Please put the stretch of the records from the start through the line containing "y-tick-label: 6 xyxy=(129,407,156,457)" into a numbered list, leaving out blank lines.

#### PROVIDED MATERIAL

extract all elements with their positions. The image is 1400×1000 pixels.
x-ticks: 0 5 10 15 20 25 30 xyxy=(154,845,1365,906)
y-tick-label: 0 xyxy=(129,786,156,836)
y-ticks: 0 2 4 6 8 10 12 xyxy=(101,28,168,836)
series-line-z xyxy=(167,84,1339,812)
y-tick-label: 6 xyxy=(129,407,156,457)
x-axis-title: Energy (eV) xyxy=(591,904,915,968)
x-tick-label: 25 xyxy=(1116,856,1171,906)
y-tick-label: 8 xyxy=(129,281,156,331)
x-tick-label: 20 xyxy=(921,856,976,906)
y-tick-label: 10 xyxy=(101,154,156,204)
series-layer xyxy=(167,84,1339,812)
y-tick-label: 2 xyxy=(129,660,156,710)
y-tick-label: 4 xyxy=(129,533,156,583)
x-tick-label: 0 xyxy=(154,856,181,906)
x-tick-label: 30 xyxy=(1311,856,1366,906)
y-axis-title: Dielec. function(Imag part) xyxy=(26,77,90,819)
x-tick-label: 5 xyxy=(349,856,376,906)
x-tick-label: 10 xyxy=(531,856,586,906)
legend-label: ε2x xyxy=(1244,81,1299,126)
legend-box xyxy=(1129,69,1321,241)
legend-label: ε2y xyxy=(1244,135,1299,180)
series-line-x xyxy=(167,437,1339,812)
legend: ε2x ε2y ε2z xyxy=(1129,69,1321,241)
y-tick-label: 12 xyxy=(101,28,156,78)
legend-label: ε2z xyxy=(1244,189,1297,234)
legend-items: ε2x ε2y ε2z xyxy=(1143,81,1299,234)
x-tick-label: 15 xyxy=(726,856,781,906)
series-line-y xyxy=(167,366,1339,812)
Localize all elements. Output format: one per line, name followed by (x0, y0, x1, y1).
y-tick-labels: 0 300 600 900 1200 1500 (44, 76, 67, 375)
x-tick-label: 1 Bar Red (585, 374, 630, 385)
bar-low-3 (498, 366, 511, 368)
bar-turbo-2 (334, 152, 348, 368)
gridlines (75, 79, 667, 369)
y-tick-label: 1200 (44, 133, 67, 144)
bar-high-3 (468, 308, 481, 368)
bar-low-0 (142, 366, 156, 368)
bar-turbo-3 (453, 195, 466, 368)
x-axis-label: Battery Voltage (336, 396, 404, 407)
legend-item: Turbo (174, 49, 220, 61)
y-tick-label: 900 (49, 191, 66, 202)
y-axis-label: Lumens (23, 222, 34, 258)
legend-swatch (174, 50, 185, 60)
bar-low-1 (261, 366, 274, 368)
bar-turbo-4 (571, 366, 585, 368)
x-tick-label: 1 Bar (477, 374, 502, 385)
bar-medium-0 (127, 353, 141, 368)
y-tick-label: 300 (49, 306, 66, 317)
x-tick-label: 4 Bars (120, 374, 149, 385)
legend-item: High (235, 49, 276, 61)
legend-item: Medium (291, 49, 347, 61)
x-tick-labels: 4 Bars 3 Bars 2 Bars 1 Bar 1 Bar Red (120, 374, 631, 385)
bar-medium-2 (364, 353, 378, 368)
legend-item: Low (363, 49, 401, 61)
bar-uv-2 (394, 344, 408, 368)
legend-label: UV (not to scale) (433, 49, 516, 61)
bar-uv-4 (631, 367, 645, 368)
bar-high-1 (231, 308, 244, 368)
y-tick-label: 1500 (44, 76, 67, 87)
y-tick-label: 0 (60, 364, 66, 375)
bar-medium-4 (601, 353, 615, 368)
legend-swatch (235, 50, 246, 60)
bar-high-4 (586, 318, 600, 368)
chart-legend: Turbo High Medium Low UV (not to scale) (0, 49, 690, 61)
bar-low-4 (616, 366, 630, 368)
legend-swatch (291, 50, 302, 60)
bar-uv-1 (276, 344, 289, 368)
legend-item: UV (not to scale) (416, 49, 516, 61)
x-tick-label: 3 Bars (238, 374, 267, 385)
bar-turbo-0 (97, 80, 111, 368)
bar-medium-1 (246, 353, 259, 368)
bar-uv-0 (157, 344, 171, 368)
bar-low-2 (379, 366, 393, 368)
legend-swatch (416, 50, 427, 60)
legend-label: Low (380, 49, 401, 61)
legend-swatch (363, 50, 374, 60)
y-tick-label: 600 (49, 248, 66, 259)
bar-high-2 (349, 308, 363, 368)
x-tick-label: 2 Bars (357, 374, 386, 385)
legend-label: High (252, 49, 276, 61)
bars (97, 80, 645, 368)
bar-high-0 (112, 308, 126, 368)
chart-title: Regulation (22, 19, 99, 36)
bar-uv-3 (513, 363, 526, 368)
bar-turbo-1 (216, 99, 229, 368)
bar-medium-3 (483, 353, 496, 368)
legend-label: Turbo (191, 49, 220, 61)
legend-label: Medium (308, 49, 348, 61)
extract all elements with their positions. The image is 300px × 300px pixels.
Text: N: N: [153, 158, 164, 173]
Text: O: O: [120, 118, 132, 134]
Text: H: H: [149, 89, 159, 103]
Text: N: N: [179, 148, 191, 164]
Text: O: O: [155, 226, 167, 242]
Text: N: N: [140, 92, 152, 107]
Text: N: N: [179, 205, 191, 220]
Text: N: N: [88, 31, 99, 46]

########

→ SOLUTION FOR THIS TASK
1. extract all elements with their positions. The image is 1400×1000 pixels.
2. x-ticks: 0 5 10 15 20 25 30 xyxy=(154,845,1365,906)
3. y-tick-label: 0 xyxy=(129,786,156,836)
4. y-ticks: 0 2 4 6 8 10 12 xyxy=(101,28,168,836)
5. series-line-z xyxy=(167,84,1339,812)
6. y-tick-label: 6 xyxy=(129,407,156,457)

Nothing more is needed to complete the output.